Repeat all the records exactly, omitting pictures.

:: Dataset excerpts ::
▼
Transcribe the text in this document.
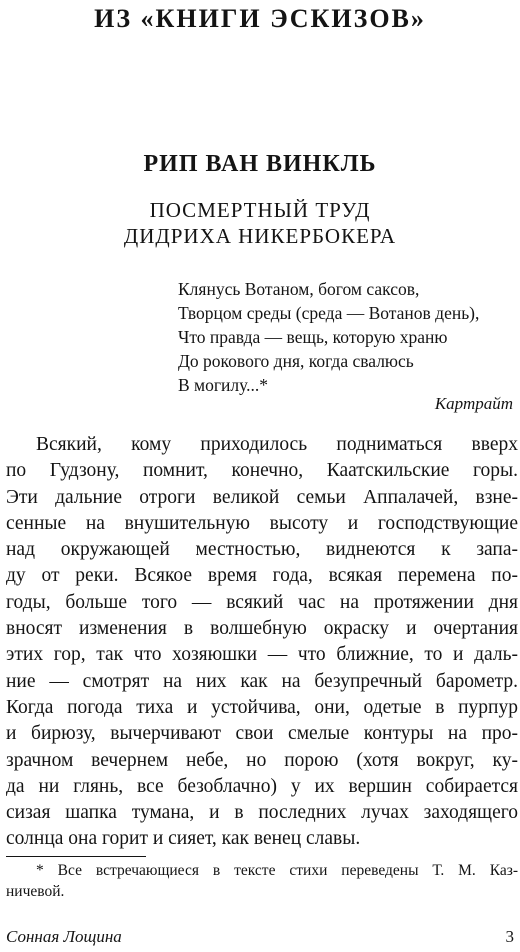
ИЗ «КНИГИ ЭСКИЗОВ»
РИП ВАН ВИНКЛЬ
ПОСМЕРТНЫЙ ТРУД
ДИДРИХА НИКЕРБОКЕРА
Клянусь Вотаном, богом саксов,
Творцом среды (среда — Вотанов день),
Что правда — вещь, которую храню
До рокового дня, когда свалюсь
В могилу...*
Картрайт
Всякий, кому приходилось подниматься вверх
по Гудзону, помнит, конечно, Каатскильские горы.
Эти дальние отроги великой семьи Аппалачей, взне-
сенные на внушительную высоту и господствующие
над окружающей местностью, виднеются к запа-
ду от реки. Всякое время года, всякая перемена по-
годы, больше того — всякий час на протяжении дня
вносят изменения в волшебную окраску и очертания
этих гор, так что хозяюшки — что ближние, то и даль-
ние — смотрят на них как на безупречный барометр.
Когда погода тиха и устойчива, они, одетые в пурпур
и бирюзу, вычерчивают свои смелые контуры на про-
зрачном вечернем небе, но порою (хотя вокруг, ку-
да ни глянь, все безоблачно) у их вершин собирается
сизая шапка тумана, и в последних лучах заходящего
солнца она горит и сияет, как венец славы.
* Все встречающиеся в тексте стихи переведены Т. М. Каз-
ничевой.
Сонная Лощина	3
▲
:: Completed task ::
Transcribe the text in this document.
ИЗ «КНИГИ ЭСКИЗОВ»
РИП ВАН ВИНКЛЬ
ПОСМЕРТНЫЙ ТРУД
ДИДРИХА НИКЕРБОКЕРА
Клянусь Вотаном, богом саксов,
Творцом среды (среда — Вотанов день),
Что правда — вещь, которую храню
До рокового дня, когда свалюсь
В могилу...*
Картрайт
Всякий, кому приходилось подниматься вверх
по Гудзону, помнит, конечно, Каатскильские горы.
Эти дальние отроги великой семьи Аппалачей, взне-
сенные на внушительную высоту и господствующие
над окружающей местностью, виднеются к запа-
ду от реки. Всякое время года, всякая перемена по-
годы, больше того — всякий час на протяжении дня
вносят изменения в волшебную окраску и очертания
этих гор, так что хозяюшки — что ближние, то и даль-
ние — смотрят на них как на безупречный барометр.
Когда погода тиха и устойчива, они, одетые в пурпур
и бирюзу, вычерчивают свои смелые контуры на про-
зрачном вечернем небе, но порою (хотя вокруг, ку-
да ни глянь, все безоблачно) у их вершин собирается
сизая шапка тумана, и в последних лучах заходящего
солнца она горит и сияет, как венец славы.
* Все встречающиеся в тексте стихи переведены Т. М. Каз-
ничевой.
Сонная Лощина	3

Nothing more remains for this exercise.